DOCUMENT SECTION =>

────────

Digital Humanities

class: middle

# Text Analysis Methods Workshop 7:

### Dictionaries and Lexicons

<hr>
Matthew J. Lavin

Clinical Assistant Professor of English and Director of Digital Media Lab

University of Pittsburgh

Fall 2018

---
class: middle

# Reminder: Corpus vs. Lexicon or Dictionary

<hr>
#### A corpus collects  "real world language" and is often annotated. Many corpora are large and make a claim of representativeness. (Like the "Corpus of Contemporary American English")
<hr>
---
class: middle

# Reminder: Corpus vs. Lexicon or Dictionary

<hr>
#### A lexicon or dictionary is a list of words or phrases that match some criteria, and/or a wordlist with information about those words. 
<hr>
#### For example, SocialSent includes .tsv files, by decade, covering the years 1850-2000. 
<hr>
#### Each .tsv has the format, < word >\t< mean_sentiment >\t< std_sentiment >\n where "mean_sentiment is the averaged inferred sentiment across bootstrap-sampled SentProp runs and std_sentiment is the standard deviation of these samples."
<hr>
---
class: middle

# Helpful Resources to Know about
<hr>
- #### The CMU Pronouncing Dictionary 
- #### WordNet, VerbNet
- #### Wordlist corpora (stopwords, names)
- #### LIWC (costs $)
- #### SensEval
- #### SocialSent
- #### The North Atlantic Population Project (NAPP)
- #### And many more!

────────

[Collected data entries]
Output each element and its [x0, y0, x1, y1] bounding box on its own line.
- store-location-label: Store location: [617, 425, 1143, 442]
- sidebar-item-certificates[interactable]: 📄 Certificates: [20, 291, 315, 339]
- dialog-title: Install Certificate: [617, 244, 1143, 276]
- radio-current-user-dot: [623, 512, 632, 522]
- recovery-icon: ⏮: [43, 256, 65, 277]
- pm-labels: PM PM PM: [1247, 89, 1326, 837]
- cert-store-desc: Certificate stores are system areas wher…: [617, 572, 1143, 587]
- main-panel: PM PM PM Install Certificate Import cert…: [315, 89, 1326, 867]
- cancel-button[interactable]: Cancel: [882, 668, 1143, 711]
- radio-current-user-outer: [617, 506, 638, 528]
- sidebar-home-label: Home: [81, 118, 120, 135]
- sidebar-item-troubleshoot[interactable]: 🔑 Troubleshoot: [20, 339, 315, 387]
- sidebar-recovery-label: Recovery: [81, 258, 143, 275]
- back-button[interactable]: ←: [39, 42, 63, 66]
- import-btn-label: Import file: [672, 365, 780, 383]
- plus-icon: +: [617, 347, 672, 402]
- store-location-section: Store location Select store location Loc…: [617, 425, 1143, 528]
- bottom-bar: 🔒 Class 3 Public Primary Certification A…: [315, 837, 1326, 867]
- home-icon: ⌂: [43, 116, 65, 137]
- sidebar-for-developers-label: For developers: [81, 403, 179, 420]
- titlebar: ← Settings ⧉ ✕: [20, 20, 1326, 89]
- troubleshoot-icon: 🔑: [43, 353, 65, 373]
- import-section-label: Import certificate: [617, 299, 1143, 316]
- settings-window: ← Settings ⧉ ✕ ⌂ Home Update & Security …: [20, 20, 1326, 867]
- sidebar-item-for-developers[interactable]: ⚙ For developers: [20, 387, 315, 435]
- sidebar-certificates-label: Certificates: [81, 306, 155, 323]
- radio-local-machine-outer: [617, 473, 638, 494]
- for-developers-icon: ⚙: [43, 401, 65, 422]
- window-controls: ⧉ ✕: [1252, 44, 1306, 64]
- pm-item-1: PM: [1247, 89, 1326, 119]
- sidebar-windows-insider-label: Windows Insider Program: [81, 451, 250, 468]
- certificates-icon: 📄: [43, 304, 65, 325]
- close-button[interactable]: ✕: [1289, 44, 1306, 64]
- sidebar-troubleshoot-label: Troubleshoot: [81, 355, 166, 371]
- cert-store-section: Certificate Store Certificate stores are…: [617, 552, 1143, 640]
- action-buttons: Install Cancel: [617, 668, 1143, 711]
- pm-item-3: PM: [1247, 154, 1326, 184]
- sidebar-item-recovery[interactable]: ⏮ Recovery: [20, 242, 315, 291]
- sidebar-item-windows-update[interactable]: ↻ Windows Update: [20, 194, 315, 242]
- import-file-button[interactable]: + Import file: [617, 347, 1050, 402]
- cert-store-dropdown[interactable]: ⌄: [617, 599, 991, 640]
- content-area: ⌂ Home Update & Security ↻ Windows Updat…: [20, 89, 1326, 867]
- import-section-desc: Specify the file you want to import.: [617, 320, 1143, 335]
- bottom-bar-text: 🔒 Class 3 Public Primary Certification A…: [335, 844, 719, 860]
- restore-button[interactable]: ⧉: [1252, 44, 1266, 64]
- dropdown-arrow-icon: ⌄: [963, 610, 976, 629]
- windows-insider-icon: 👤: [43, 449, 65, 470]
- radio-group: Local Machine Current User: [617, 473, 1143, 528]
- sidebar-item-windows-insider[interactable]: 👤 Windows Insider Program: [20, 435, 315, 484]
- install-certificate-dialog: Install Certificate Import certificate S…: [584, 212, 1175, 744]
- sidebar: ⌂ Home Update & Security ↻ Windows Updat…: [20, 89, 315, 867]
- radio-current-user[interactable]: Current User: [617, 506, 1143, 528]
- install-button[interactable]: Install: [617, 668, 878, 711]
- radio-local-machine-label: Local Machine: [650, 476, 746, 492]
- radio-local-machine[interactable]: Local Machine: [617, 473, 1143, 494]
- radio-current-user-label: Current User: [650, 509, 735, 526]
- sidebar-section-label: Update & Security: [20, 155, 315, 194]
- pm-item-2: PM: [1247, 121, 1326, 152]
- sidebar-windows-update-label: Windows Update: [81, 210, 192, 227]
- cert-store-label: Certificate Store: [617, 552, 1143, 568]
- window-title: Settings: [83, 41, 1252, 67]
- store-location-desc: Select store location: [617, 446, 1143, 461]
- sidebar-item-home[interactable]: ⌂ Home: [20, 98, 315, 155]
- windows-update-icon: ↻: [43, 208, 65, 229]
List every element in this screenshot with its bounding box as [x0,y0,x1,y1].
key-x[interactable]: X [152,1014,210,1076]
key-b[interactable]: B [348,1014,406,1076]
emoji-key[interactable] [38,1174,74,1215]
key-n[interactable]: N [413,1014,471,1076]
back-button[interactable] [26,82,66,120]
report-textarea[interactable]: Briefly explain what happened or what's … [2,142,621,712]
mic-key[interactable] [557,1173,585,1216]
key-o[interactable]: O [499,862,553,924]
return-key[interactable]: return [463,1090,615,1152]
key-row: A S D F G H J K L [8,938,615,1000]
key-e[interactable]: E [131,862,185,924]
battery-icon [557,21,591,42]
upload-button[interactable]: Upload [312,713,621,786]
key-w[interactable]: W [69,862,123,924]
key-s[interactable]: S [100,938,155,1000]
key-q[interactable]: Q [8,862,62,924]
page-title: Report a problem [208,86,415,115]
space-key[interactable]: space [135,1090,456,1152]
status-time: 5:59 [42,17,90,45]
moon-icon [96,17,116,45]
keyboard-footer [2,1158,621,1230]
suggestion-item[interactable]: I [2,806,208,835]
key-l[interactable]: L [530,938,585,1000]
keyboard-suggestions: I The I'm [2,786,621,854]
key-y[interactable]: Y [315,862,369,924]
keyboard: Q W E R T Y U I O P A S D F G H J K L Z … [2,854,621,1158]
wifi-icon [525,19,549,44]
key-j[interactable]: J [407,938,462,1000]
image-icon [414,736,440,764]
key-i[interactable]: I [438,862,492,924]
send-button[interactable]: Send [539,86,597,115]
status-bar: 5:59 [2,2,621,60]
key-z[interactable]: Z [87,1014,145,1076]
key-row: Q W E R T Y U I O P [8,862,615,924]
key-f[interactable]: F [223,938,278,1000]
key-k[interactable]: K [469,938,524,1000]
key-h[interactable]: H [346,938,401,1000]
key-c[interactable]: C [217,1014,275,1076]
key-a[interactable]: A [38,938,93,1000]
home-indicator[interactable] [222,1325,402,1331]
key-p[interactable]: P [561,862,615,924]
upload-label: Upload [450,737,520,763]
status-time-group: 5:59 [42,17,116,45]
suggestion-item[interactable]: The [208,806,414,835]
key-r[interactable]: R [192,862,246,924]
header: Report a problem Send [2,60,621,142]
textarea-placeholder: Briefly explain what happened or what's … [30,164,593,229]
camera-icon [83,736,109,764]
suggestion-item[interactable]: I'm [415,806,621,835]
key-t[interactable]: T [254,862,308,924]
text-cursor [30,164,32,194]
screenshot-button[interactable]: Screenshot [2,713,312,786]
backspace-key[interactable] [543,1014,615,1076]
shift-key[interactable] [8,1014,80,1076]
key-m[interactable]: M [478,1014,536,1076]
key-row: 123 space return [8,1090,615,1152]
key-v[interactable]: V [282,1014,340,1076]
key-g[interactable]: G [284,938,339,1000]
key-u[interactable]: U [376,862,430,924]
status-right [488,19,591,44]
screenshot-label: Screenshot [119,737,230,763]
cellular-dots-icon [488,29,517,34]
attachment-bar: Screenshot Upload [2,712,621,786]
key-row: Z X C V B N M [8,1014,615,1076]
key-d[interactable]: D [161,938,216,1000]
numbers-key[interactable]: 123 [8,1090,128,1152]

────────

DIRECTIONS =>
a) In the workshop slides on dictionaries and lexicons, copy out the passage from "# Helpful Resources" to "And many more!".
b) Sum up the workshop slides on dictionaries and lexicons in two sentences.
c) According to the workshop slides on dictionaries and lexicons, what years do the SocialSent .tsv files cover?

ANSWERS FOR THE TASKS =>
a)
# Helpful Resources to Know about
<hr>
- #### The CMU Pronouncing Dictionary 
- #### WordNet, VerbNet
- #### Wordlist corpora (stopwords, names)
- #### LIWC (costs $)
- #### SensEval
- #### SocialSent
- #### The North Atlantic Population Project (NAPP)
- #### And many more!

b) A corpus collects real-world language and is often annotated, while a lexicon or dictionary is a list of words or phrases that match some criteria, and/or a wordlist with information about those words. SocialSent serves as an example, with .tsv files by decade covering 1850-2000, and a list of helpful resources includes the CMU Pronouncing Dictionary, WordNet, VerbNet, LIWC, SensEval, SocialSent, and NAPP.

c) The years 1850 to 2000.